Parents should openly discuss retirement plans with their children
Retirement planning is too important to be left on the back burner. Conversations about money should include planning for retirement and it should begin early when children are able to appreciate and understand the value of money.
Parents need to keep the discussion going with adult children as the lure of consumerism becomes difficult to resist, especially if money habits weren’t cemented during the formative years. The early stage of a child’s life between 0-8 years is known as the formative years. It is said that children learn quicker at this stage than at any other stage of life. A study by the University of Cambridge revealed that most children develop money habits by age seven. They understand how money works and form behaviours that will influence their financial decisions for the rest of their lives. Unfortunately, some parents are not aware that their money habits are picked up by their children consciously and subconsciously. It’s therefore important that parents be deliberate in educating their children about money as early as possible, so in adulthood, they don’t repeat the financial mistakes or missteps made by parents.
If young children can grasp the money concepts early, then when they become adults planning for retirement would more than likely be a priority. The aforementioned study concluded that the concept of planning ahead is formed during childhood. Habits compound whether they are good or bad and are difficult to reverse in adulthood.

> _SET PROBLEM 1_
Reproduce the retirement-planning article word for word from "If young children" to "reverse in adulthood.".
> _SET PROBLEM 2_
List each sentence of the final paragraph of the retirement-planning article.
> _SET PROBLEM 3_
Write the next part of the article on retirement planning, starting after its final sentence.

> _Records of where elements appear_
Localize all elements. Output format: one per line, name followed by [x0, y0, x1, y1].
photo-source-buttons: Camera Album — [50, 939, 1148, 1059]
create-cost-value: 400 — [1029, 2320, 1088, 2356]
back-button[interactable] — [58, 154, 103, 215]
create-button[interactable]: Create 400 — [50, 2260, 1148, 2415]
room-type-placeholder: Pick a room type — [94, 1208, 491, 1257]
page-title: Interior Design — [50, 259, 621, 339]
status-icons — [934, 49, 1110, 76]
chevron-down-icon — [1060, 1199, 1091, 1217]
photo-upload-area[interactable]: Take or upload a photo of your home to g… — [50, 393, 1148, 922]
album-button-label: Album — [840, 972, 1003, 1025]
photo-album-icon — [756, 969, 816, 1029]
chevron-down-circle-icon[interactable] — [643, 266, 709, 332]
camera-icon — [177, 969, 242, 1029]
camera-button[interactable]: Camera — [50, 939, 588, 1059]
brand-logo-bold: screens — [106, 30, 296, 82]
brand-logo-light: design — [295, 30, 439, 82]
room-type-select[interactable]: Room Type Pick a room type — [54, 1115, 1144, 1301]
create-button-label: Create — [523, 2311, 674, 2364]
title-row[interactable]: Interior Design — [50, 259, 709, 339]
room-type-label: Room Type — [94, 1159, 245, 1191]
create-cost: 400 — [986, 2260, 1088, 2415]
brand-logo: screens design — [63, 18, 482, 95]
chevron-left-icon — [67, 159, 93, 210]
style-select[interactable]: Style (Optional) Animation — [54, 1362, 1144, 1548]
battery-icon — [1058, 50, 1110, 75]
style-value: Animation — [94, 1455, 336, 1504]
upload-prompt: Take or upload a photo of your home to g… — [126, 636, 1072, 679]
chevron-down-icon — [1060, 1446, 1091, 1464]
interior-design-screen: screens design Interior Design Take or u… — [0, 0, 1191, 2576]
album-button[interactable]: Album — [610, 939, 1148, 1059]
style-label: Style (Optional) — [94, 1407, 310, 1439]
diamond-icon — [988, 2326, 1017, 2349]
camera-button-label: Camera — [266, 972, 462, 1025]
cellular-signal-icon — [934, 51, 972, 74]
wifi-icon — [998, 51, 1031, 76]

> _EXPECTED OUTPUT 1_
If young children can grasp the money concepts early, then when they become adults planning for retirement would more than likely be a priority. The aforementioned study concluded that the concept of planning ahead is formed during childhood. Habits compound whether they are good or bad and are difficult to reverse in adulthood.

> _EXPECTED OUTPUT 2_
- If young children can grasp the money concepts early, then when they become adults planning for retirement would more than likely be a priority.
- The aforementioned study concluded that the concept of planning ahead is formed during childhood.
- Habits compound whether they are good or bad and are difficult to reverse in adulthood.

> _EXPECTED OUTPUT 3_
In my capacity as a financial advisor, I have met recently with a number of seniors who are living comfortably in retirement, and their focus is geared toward building generational wealth or creating financial opportunities for their children and grandchildren. Oftentimes, these children participate in financial discussions as they seek financial solutions to their own dreams or seek to grasp financial concepts. More seniors should engage grandchildren in matters concerning planning for their future and pass on the knowledge and benefits of saving and investing from an early age. Family discussions on money matters can prove meaningful for retirees and engender ongoing communication with adult children. If children see their parents or grandparents living comfortably in retirement they are likely to desire the same outcome. Once children understand the budgeting concepts, they will tend to spend less and save more.
Some seniors find it difficult to talk with their adult children about their retirement savings as they may feel ashamed that they have little or no money saved for the future, while there are others who feel that their retirement is their business and they are, therefore, not open to having discussions with family members. Studies show that both young and adult children tend to underestimate how much their parents have saved for retirement. It’s therefore recommended that seniors discuss their retirement plans with their children because failure to keep them informed can prove costly for children when the retirement years dawn and there is inadequate funding for their parents’ twilight years.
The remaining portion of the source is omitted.